(PROBLEM TO WORK ON):
Repeat each record below exactly as given.

Records from a collection
━━━━━━━━━━━━━━━━━━━━━━━━━━━━━━
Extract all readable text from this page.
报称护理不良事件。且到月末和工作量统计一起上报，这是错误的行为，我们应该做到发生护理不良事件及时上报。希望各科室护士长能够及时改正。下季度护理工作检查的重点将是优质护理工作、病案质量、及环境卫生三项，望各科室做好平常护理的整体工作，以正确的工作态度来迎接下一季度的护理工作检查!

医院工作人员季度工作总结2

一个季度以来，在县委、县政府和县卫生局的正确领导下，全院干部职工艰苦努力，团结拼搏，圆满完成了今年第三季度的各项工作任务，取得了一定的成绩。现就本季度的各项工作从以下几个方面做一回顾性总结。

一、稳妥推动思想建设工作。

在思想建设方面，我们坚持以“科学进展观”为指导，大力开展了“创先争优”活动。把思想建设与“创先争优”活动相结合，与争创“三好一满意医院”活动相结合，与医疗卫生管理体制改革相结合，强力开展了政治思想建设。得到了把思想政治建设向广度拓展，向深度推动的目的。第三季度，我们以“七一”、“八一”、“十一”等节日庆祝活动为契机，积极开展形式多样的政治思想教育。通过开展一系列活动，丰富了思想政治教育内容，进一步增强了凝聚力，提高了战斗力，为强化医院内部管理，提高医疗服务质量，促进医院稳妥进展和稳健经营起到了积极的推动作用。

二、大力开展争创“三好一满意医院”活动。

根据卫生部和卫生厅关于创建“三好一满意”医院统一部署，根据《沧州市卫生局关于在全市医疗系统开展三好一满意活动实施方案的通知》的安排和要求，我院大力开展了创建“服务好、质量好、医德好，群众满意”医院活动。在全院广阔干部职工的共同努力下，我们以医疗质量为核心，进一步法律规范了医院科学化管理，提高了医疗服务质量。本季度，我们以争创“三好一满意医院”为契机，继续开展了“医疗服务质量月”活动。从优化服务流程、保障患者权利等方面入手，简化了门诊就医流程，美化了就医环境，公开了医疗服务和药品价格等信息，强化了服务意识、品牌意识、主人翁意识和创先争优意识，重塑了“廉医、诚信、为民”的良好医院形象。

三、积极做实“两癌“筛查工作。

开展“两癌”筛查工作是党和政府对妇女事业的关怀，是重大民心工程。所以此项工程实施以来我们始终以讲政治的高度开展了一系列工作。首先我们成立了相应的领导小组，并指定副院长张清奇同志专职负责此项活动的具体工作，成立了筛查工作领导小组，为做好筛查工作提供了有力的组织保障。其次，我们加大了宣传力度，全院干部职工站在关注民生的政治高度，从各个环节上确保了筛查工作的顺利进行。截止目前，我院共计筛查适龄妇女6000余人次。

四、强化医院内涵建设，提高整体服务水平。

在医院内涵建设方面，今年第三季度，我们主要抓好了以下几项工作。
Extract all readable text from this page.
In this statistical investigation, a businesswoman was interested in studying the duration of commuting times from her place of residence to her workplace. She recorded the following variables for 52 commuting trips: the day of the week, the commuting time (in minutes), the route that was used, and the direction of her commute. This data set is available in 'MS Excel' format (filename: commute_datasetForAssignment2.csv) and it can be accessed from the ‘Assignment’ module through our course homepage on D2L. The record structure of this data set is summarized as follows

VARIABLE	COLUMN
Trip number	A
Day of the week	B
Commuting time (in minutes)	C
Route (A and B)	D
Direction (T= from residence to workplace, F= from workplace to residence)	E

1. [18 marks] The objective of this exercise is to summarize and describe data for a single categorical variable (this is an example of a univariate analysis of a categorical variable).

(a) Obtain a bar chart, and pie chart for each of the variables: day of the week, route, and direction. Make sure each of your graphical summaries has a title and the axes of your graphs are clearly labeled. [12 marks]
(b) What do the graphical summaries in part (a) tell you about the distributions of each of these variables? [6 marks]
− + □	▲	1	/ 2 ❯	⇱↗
━━━━━━━━━━━━━━━━━━━━━━━━━━━━━━
(TASK OUTPUT):
Extract all readable text from this page.
报称护理不良事件。且到月末和工作量统计一起上报，这是错误的行为，我们应该做到发生护理不良事件及时上报。希望各科室护士长能够及时改正。下季度护理工作检查的重点将是优质护理工作、病案质量、及环境卫生三项，望各科室做好平常护理的整体工作，以正确的工作态度来迎接下一季度的护理工作检查!

医院工作人员季度工作总结2

一个季度以来，在县委、县政府和县卫生局的正确领导下，全院干部职工艰苦努力，团结拼搏，圆满完成了今年第三季度的各项工作任务，取得了一定的成绩。现就本季度的各项工作从以下几个方面做一回顾性总结。

一、稳妥推动思想建设工作。

在思想建设方面，我们坚持以“科学进展观”为指导，大力开展了“创先争优”活动。把思想建设与“创先争优”活动相结合，与争创“三好一满意医院”活动相结合，与医疗卫生管理体制改革相结合，强力开展了政治思想建设。得到了把思想政治建设向广度拓展，向深度推动的目的。第三季度，我们以“七一”、“八一”、“十一”等节日庆祝活动为契机，积极开展形式多样的政治思想教育。通过开展一系列活动，丰富了思想政治教育内容，进一步增强了凝聚力，提高了战斗力，为强化医院内部管理，提高医疗服务质量，促进医院稳妥进展和稳健经营起到了积极的推动作用。

二、大力开展争创“三好一满意医院”活动。

根据卫生部和卫生厅关于创建“三好一满意”医院统一部署，根据《沧州市卫生局关于在全市医疗系统开展三好一满意活动实施方案的通知》的安排和要求，我院大力开展了创建“服务好、质量好、医德好，群众满意”医院活动。在全院广阔干部职工的共同努力下，我们以医疗质量为核心，进一步法律规范了医院科学化管理，提高了医疗服务质量。本季度，我们以争创“三好一满意医院”为契机，继续开展了“医疗服务质量月”活动。从优化服务流程、保障患者权利等方面入手，简化了门诊就医流程，美化了就医环境，公开了医疗服务和药品价格等信息，强化了服务意识、品牌意识、主人翁意识和创先争优意识，重塑了“廉医、诚信、为民”的良好医院形象。

三、积极做实“两癌“筛查工作。

开展“两癌”筛查工作是党和政府对妇女事业的关怀，是重大民心工程。所以此项工程实施以来我们始终以讲政治的高度开展了一系列工作。首先我们成立了相应的领导小组，并指定副院长张清奇同志专职负责此项活动的具体工作，成立了筛查工作领导小组，为做好筛查工作提供了有力的组织保障。其次，我们加大了宣传力度，全院干部职工站在关注民生的政治高度，从各个环节上确保了筛查工作的顺利进行。截止目前，我院共计筛查适龄妇女6000余人次。

四、强化医院内涵建设，提高整体服务水平。

在医院内涵建设方面，今年第三季度，我们主要抓好了以下几项工作。
Extract all readable text from this page.
In this statistical investigation, a businesswoman was interested in studying the duration of commuting times from her place of residence to her workplace. She recorded the following variables for 52 commuting trips: the day of the week, the commuting time (in minutes), the route that was used, and the direction of her commute. This data set is available in 'MS Excel' format (filename: commute_datasetForAssignment2.csv) and it can be accessed from the ‘Assignment’ module through our course homepage on D2L. The record structure of this data set is summarized as follows

VARIABLE	COLUMN
Trip number	A
Day of the week	B
Commuting time (in minutes)	C
Route (A and B)	D
Direction (T= from residence to workplace, F= from workplace to residence)	E

1. [18 marks] The objective of this exercise is to summarize and describe data for a single categorical variable (this is an example of a univariate analysis of a categorical variable).

(a) Obtain a bar chart, and pie chart for each of the variables: day of the week, route, and direction. Make sure each of your graphical summaries has a title and the axes of your graphs are clearly labeled. [12 marks]
(b) What do the graphical summaries in part (a) tell you about the distributions of each of these variables? [6 marks]
− + □	▲	1	/ 2 ❯	⇱↗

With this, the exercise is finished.